TASK INSTRUCTIONS: Locate the word "Score" in the data below, then copy every line that holds it.
** START **
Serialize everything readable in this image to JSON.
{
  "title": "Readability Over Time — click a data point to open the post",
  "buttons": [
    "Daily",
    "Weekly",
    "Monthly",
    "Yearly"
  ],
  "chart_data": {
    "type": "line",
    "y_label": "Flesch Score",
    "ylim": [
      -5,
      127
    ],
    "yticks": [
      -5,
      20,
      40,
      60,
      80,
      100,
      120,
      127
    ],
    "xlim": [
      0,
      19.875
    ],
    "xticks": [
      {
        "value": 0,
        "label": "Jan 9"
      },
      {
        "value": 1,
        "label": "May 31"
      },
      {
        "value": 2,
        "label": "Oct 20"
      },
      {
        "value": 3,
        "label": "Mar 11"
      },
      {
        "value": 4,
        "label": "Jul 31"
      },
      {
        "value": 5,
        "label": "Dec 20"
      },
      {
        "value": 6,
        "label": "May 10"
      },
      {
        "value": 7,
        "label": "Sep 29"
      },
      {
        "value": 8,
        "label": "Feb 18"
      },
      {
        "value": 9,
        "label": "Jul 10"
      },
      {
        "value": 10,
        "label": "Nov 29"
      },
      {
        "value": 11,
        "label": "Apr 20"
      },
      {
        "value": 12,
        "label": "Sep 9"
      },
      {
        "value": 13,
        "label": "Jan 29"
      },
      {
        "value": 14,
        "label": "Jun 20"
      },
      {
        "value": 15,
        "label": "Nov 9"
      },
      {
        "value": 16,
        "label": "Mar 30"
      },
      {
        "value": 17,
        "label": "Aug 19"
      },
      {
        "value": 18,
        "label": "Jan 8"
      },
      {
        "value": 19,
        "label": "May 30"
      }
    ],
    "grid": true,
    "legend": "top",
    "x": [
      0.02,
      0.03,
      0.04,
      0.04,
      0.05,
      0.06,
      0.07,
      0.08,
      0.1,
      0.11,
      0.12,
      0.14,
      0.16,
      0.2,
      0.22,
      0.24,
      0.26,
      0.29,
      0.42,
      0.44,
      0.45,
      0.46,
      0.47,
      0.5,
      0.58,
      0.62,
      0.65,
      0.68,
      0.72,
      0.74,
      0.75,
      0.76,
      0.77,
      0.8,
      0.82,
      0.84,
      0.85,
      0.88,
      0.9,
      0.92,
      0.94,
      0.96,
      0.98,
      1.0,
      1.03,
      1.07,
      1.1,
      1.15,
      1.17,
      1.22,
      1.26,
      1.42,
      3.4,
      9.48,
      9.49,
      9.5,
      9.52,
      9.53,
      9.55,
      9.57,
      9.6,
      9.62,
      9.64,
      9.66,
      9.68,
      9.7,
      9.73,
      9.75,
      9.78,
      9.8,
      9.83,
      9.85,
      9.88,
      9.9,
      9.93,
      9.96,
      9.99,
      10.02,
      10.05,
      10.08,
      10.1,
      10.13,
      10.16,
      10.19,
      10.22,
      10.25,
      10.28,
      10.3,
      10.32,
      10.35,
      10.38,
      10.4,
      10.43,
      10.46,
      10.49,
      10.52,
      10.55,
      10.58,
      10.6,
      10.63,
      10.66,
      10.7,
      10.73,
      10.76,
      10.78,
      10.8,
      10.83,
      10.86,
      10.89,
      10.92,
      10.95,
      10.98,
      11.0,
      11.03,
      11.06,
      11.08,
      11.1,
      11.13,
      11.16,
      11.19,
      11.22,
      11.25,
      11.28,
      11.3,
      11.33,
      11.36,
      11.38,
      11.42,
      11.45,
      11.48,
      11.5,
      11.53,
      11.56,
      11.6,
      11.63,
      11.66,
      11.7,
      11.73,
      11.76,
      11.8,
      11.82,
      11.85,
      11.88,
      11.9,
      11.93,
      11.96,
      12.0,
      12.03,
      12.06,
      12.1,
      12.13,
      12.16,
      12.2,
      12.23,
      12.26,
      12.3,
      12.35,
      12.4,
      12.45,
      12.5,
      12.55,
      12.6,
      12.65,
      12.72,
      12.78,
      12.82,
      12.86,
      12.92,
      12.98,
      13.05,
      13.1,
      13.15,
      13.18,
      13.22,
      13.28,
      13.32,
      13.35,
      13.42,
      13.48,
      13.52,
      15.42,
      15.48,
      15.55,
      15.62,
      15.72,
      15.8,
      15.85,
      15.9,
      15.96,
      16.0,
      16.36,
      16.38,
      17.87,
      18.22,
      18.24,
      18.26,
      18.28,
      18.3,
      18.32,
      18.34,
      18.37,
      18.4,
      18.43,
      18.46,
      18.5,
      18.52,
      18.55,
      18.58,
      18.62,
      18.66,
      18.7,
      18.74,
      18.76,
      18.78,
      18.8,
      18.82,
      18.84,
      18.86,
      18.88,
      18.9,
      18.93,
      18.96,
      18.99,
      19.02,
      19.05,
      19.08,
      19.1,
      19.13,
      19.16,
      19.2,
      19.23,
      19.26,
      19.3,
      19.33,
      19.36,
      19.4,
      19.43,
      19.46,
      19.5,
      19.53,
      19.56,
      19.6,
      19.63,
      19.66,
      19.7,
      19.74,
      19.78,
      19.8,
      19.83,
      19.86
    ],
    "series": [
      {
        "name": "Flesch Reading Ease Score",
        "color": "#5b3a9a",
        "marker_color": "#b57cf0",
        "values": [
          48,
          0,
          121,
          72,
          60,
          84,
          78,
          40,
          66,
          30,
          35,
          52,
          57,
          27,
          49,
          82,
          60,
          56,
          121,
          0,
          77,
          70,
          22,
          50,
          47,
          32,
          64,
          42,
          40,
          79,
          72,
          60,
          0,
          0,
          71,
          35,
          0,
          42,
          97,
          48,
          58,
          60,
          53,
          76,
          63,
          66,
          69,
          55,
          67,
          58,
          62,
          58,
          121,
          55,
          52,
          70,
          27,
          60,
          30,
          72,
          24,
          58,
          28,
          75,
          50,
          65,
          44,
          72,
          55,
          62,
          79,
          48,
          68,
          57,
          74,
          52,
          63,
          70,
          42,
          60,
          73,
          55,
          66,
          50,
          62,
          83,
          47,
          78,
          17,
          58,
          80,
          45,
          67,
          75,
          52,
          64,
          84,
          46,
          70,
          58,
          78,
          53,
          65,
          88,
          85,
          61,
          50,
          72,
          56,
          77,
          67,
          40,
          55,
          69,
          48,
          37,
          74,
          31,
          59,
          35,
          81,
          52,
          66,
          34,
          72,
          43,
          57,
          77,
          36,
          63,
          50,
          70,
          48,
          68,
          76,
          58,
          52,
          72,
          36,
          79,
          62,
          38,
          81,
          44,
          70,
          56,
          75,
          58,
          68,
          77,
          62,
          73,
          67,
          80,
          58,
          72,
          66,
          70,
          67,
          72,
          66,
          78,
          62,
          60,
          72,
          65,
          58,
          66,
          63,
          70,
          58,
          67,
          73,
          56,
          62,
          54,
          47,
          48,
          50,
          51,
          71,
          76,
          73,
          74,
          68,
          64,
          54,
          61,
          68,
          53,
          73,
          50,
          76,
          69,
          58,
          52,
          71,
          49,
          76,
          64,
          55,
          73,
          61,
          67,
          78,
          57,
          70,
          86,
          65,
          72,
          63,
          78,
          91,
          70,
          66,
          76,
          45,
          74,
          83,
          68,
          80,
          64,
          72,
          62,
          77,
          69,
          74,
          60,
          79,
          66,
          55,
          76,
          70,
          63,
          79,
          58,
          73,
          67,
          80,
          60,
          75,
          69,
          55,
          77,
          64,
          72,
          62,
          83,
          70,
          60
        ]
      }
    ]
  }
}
** END **
RESPONSE TO THE TASK:
    "y_label": "Flesch Score",
        "name": "Flesch Reading Ease Score",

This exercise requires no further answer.